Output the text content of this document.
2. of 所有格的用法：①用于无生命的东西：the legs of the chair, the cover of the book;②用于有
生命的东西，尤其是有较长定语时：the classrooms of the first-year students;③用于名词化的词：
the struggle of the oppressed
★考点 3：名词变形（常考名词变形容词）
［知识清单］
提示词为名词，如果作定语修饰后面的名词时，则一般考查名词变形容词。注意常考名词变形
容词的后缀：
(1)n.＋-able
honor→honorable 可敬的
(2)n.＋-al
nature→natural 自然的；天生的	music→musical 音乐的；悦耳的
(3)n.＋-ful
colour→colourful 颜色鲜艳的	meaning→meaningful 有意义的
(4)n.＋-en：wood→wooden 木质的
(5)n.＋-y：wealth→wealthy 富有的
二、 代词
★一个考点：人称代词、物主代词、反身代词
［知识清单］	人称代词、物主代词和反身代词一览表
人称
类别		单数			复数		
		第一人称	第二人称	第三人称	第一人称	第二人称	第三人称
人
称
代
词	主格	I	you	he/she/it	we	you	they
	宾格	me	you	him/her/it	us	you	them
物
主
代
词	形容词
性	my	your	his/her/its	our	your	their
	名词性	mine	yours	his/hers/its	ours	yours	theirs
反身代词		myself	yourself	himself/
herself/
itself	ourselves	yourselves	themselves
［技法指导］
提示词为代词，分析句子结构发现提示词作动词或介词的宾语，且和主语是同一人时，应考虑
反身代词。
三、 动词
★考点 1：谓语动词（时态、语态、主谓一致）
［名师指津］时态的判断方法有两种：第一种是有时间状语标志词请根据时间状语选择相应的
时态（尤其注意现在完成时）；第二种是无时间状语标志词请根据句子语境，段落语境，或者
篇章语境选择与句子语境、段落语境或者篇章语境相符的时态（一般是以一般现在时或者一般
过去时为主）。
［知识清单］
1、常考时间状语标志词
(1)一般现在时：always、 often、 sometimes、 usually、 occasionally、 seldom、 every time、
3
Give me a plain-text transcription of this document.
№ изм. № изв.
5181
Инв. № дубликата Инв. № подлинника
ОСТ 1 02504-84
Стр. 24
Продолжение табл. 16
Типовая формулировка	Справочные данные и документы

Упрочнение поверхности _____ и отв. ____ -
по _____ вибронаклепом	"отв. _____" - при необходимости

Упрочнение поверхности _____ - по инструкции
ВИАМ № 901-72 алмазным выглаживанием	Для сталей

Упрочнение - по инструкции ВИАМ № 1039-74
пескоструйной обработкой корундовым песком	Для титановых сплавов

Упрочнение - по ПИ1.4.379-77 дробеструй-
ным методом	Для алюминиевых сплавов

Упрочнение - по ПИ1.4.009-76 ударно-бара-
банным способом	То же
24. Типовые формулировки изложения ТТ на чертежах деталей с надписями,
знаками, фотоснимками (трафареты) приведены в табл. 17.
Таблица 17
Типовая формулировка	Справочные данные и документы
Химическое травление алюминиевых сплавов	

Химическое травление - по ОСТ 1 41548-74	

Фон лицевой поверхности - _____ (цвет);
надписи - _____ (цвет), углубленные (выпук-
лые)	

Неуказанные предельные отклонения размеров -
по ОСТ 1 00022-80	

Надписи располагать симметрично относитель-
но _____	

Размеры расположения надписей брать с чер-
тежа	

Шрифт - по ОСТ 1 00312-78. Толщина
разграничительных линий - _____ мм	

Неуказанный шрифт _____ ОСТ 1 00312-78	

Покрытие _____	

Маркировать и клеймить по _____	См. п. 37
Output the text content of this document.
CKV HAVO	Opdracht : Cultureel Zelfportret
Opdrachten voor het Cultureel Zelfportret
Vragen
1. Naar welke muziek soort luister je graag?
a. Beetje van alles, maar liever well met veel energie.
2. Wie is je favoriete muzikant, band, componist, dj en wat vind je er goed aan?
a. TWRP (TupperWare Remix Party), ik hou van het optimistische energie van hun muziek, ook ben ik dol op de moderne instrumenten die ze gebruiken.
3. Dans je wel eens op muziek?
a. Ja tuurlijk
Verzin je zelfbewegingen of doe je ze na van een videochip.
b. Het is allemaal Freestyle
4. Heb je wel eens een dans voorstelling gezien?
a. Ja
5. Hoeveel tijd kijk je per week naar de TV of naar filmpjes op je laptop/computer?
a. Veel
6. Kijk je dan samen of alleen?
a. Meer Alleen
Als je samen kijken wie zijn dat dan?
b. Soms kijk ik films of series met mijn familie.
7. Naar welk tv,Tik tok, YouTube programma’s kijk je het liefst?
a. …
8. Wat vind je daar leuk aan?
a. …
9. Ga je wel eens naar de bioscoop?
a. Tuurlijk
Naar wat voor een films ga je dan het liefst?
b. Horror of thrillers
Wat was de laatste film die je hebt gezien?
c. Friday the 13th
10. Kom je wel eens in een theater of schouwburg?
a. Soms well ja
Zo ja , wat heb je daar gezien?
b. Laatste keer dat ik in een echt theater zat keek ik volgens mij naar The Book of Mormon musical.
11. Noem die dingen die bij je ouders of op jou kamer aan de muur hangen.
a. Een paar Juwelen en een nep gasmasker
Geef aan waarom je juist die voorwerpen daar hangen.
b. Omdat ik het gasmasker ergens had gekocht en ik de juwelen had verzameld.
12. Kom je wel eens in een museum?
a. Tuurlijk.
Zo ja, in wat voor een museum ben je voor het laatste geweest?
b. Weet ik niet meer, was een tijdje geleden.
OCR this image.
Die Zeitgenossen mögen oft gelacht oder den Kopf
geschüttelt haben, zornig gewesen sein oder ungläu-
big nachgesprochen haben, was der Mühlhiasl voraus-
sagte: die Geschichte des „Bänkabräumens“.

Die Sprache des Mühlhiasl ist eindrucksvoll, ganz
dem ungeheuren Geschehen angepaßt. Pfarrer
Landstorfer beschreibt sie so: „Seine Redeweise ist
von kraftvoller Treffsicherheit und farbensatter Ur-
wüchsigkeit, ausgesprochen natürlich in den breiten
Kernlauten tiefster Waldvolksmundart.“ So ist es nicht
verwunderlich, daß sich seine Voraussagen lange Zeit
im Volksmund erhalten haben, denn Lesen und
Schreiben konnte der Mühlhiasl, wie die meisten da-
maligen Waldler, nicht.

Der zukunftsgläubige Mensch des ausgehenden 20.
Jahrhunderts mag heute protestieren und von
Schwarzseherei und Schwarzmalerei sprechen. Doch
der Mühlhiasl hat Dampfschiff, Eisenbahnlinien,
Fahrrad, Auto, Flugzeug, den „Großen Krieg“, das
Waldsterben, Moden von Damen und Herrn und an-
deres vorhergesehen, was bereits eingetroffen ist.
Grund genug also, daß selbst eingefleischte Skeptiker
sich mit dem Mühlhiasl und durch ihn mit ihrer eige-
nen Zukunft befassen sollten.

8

• • • •

REQUIRED WORK -> Your task is to repeat every line exactly.

WRITTEN SOLUTION ->
Output the text content of this document.
2. of 所有格的用法：①用于无生命的东西：the legs of the chair, the cover of the book;②用于有
生命的东西，尤其是有较长定语时：the classrooms of the first-year students;③用于名词化的词：
the struggle of the oppressed
★考点 3：名词变形（常考名词变形容词）
［知识清单］
提示词为名词，如果作定语修饰后面的名词时，则一般考查名词变形容词。注意常考名词变形
容词的后缀：
(1)n.＋-able
honor→honorable 可敬的
(2)n.＋-al
nature→natural 自然的；天生的	music→musical 音乐的；悦耳的
(3)n.＋-ful
colour→colourful 颜色鲜艳的	meaning→meaningful 有意义的
(4)n.＋-en：wood→wooden 木质的
(5)n.＋-y：wealth→wealthy 富有的
二、 代词
★一个考点：人称代词、物主代词、反身代词
［知识清单］	人称代词、物主代词和反身代词一览表
人称
类别		单数			复数		
		第一人称	第二人称	第三人称	第一人称	第二人称	第三人称
人
称
代
词	主格	I	you	he/she/it	we	you	they
	宾格	me	you	him/her/it	us	you	them
物
主
代
词	形容词
性	my	your	his/her/its	our	your	their
	名词性	mine	yours	his/hers/its	ours	yours	theirs
反身代词		myself	yourself	himself/
herself/
itself	ourselves	yourselves	themselves
［技法指导］
提示词为代词，分析句子结构发现提示词作动词或介词的宾语，且和主语是同一人时，应考虑
反身代词。
三、 动词
★考点 1：谓语动词（时态、语态、主谓一致）
［名师指津］时态的判断方法有两种：第一种是有时间状语标志词请根据时间状语选择相应的
时态（尤其注意现在完成时）；第二种是无时间状语标志词请根据句子语境，段落语境，或者
篇章语境选择与句子语境、段落语境或者篇章语境相符的时态（一般是以一般现在时或者一般
过去时为主）。
［知识清单］
1、常考时间状语标志词
(1)一般现在时：always、 often、 sometimes、 usually、 occasionally、 seldom、 every time、
3
Give me a plain-text transcription of this document.
№ изм. № изв.
5181
Инв. № дубликата Инв. № подлинника
ОСТ 1 02504-84
Стр. 24
Продолжение табл. 16
Типовая формулировка	Справочные данные и документы

Упрочнение поверхности _____ и отв. ____ -
по _____ вибронаклепом	"отв. _____" - при необходимости

Упрочнение поверхности _____ - по инструкции
ВИАМ № 901-72 алмазным выглаживанием	Для сталей

Упрочнение - по инструкции ВИАМ № 1039-74
пескоструйной обработкой корундовым песком	Для титановых сплавов

Упрочнение - по ПИ1.4.379-77 дробеструй-
ным методом	Для алюминиевых сплавов

Упрочнение - по ПИ1.4.009-76 ударно-бара-
банным способом	То же
24. Типовые формулировки изложения ТТ на чертежах деталей с надписями,
знаками, фотоснимками (трафареты) приведены в табл. 17.
Таблица 17
Типовая формулировка	Справочные данные и документы
Химическое травление алюминиевых сплавов	

Химическое травление - по ОСТ 1 41548-74	

Фон лицевой поверхности - _____ (цвет);
надписи - _____ (цвет), углубленные (выпук-
лые)	

Неуказанные предельные отклонения размеров -
по ОСТ 1 00022-80	

Надписи располагать симметрично относитель-
но _____	

Размеры расположения надписей брать с чер-
тежа	

Шрифт - по ОСТ 1 00312-78. Толщина
разграничительных линий - _____ мм	

Неуказанный шрифт _____ ОСТ 1 00312-78	

Покрытие _____	

Маркировать и клеймить по _____	См. п. 37
Output the text content of this document.
CKV HAVO	Opdracht : Cultureel Zelfportret
Opdrachten voor het Cultureel Zelfportret
Vragen
1. Naar welke muziek soort luister je graag?
a. Beetje van alles, maar liever well met veel energie.
2. Wie is je favoriete muzikant, band, componist, dj en wat vind je er goed aan?
a. TWRP (TupperWare Remix Party), ik hou van het optimistische energie van hun muziek, ook ben ik dol op de moderne instrumenten die ze gebruiken.
3. Dans je wel eens op muziek?
a. Ja tuurlijk
Verzin je zelfbewegingen of doe je ze na van een videochip.
b. Het is allemaal Freestyle
4. Heb je wel eens een dans voorstelling gezien?
a. Ja
5. Hoeveel tijd kijk je per week naar de TV of naar filmpjes op je laptop/computer?
a. Veel
6. Kijk je dan samen of alleen?
a. Meer Alleen
Als je samen kijken wie zijn dat dan?
b. Soms kijk ik films of series met mijn familie.
7. Naar welk tv,Tik tok, YouTube programma’s kijk je het liefst?
a. …
8. Wat vind je daar leuk aan?
a. …
9. Ga je wel eens naar de bioscoop?
a. Tuurlijk
Naar wat voor een films ga je dan het liefst?
b. Horror of thrillers
Wat was de laatste film die je hebt gezien?
c. Friday the 13th
10. Kom je wel eens in een theater of schouwburg?
a. Soms well ja
Zo ja , wat heb je daar gezien?
b. Laatste keer dat ik in een echt theater zat keek ik volgens mij naar The Book of Mormon musical.
11. Noem die dingen die bij je ouders of op jou kamer aan de muur hangen.
a. Een paar Juwelen en een nep gasmasker
Geef aan waarom je juist die voorwerpen daar hangen.
b. Omdat ik het gasmasker ergens had gekocht en ik de juwelen had verzameld.
12. Kom je wel eens in een museum?
a. Tuurlijk.
Zo ja, in wat voor een museum ben je voor het laatste geweest?
b. Weet ik niet meer, was een tijdje geleden.
OCR this image.
Die Zeitgenossen mögen oft gelacht oder den Kopf
geschüttelt haben, zornig gewesen sein oder ungläu-
big nachgesprochen haben, was der Mühlhiasl voraus-
sagte: die Geschichte des „Bänkabräumens“.

Die Sprache des Mühlhiasl ist eindrucksvoll, ganz
dem ungeheuren Geschehen angepaßt. Pfarrer
Landstorfer beschreibt sie so: „Seine Redeweise ist
von kraftvoller Treffsicherheit und farbensatter Ur-
wüchsigkeit, ausgesprochen natürlich in den breiten
Kernlauten tiefster Waldvolksmundart.“ So ist es nicht
verwunderlich, daß sich seine Voraussagen lange Zeit
im Volksmund erhalten haben, denn Lesen und
Schreiben konnte der Mühlhiasl, wie die meisten da-
maligen Waldler, nicht.

Der zukunftsgläubige Mensch des ausgehenden 20.
Jahrhunderts mag heute protestieren und von
Schwarzseherei und Schwarzmalerei sprechen. Doch
der Mühlhiasl hat Dampfschiff, Eisenbahnlinien,
Fahrrad, Auto, Flugzeug, den „Großen Krieg“, das
Waldsterben, Moden von Damen und Herrn und an-
deres vorhergesehen, was bereits eingetroffen ist.
Grund genug also, daß selbst eingefleischte Skeptiker
sich mit dem Mühlhiasl und durch ihn mit ihrer eige-
nen Zukunft befassen sollten.

8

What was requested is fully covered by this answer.